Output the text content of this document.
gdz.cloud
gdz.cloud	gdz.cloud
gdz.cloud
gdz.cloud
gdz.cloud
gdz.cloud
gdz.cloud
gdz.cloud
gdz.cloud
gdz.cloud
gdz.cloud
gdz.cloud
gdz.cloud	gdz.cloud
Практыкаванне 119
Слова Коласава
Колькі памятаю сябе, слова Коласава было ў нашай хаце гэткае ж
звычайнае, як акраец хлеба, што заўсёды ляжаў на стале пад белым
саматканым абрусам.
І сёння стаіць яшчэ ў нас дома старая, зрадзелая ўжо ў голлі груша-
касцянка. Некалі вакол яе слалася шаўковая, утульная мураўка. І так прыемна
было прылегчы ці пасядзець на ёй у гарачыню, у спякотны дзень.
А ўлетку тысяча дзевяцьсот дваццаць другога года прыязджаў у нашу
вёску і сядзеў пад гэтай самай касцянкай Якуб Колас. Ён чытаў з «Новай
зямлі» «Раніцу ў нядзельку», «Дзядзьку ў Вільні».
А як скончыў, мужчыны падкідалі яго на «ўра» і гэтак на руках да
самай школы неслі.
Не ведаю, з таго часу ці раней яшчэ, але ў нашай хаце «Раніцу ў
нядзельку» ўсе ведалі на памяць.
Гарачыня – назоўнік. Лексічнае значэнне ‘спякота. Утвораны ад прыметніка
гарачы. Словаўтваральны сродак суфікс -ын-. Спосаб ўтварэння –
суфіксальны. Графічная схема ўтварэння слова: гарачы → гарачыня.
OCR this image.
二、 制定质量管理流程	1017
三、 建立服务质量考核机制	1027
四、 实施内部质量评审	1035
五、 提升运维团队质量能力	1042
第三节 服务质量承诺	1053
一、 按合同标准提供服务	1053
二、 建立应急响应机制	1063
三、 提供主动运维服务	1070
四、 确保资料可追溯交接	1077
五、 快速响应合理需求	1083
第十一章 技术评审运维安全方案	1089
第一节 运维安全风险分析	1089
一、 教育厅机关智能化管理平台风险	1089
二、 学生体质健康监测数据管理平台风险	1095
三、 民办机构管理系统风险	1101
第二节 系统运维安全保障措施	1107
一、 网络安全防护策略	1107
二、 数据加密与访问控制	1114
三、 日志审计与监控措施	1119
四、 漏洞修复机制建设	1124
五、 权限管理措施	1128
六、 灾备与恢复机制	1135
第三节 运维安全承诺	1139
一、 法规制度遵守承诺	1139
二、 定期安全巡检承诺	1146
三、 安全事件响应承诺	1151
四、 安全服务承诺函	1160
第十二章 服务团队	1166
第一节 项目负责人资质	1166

☆ ☆ ☆ ☆ ☆

Reproduce the material exactly, with every line intact.

Output the text content of this document.
gdz.cloud
gdz.cloud	gdz.cloud
gdz.cloud
gdz.cloud
gdz.cloud
gdz.cloud
gdz.cloud
gdz.cloud
gdz.cloud
gdz.cloud
gdz.cloud
gdz.cloud
gdz.cloud	gdz.cloud
Практыкаванне 119
Слова Коласава
Колькі памятаю сябе, слова Коласава было ў нашай хаце гэткае ж
звычайнае, як акраец хлеба, што заўсёды ляжаў на стале пад белым
саматканым абрусам.
І сёння стаіць яшчэ ў нас дома старая, зрадзелая ўжо ў голлі груша-
касцянка. Некалі вакол яе слалася шаўковая, утульная мураўка. І так прыемна
было прылегчы ці пасядзець на ёй у гарачыню, у спякотны дзень.
А ўлетку тысяча дзевяцьсот дваццаць другога года прыязджаў у нашу
вёску і сядзеў пад гэтай самай касцянкай Якуб Колас. Ён чытаў з «Новай
зямлі» «Раніцу ў нядзельку», «Дзядзьку ў Вільні».
А як скончыў, мужчыны падкідалі яго на «ўра» і гэтак на руках да
самай школы неслі.
Не ведаю, з таго часу ці раней яшчэ, але ў нашай хаце «Раніцу ў
нядзельку» ўсе ведалі на памяць.
Гарачыня – назоўнік. Лексічнае значэнне ‘спякота. Утвораны ад прыметніка
гарачы. Словаўтваральны сродак суфікс -ын-. Спосаб ўтварэння –
суфіксальны. Графічная схема ўтварэння слова: гарачы → гарачыня.
OCR this image.
二、 制定质量管理流程	1017
三、 建立服务质量考核机制	1027
四、 实施内部质量评审	1035
五、 提升运维团队质量能力	1042
第三节 服务质量承诺	1053
一、 按合同标准提供服务	1053
二、 建立应急响应机制	1063
三、 提供主动运维服务	1070
四、 确保资料可追溯交接	1077
五、 快速响应合理需求	1083
第十一章 技术评审运维安全方案	1089
第一节 运维安全风险分析	1089
一、 教育厅机关智能化管理平台风险	1089
二、 学生体质健康监测数据管理平台风险	1095
三、 民办机构管理系统风险	1101
第二节 系统运维安全保障措施	1107
一、 网络安全防护策略	1107
二、 数据加密与访问控制	1114
三、 日志审计与监控措施	1119
四、 漏洞修复机制建设	1124
五、 权限管理措施	1128
六、 灾备与恢复机制	1135
第三节 运维安全承诺	1139
一、 法规制度遵守承诺	1139
二、 定期安全巡检承诺	1146
三、 安全事件响应承诺	1151
四、 安全服务承诺函	1160
第十二章 服务团队	1166
第一节 项目负责人资质	1166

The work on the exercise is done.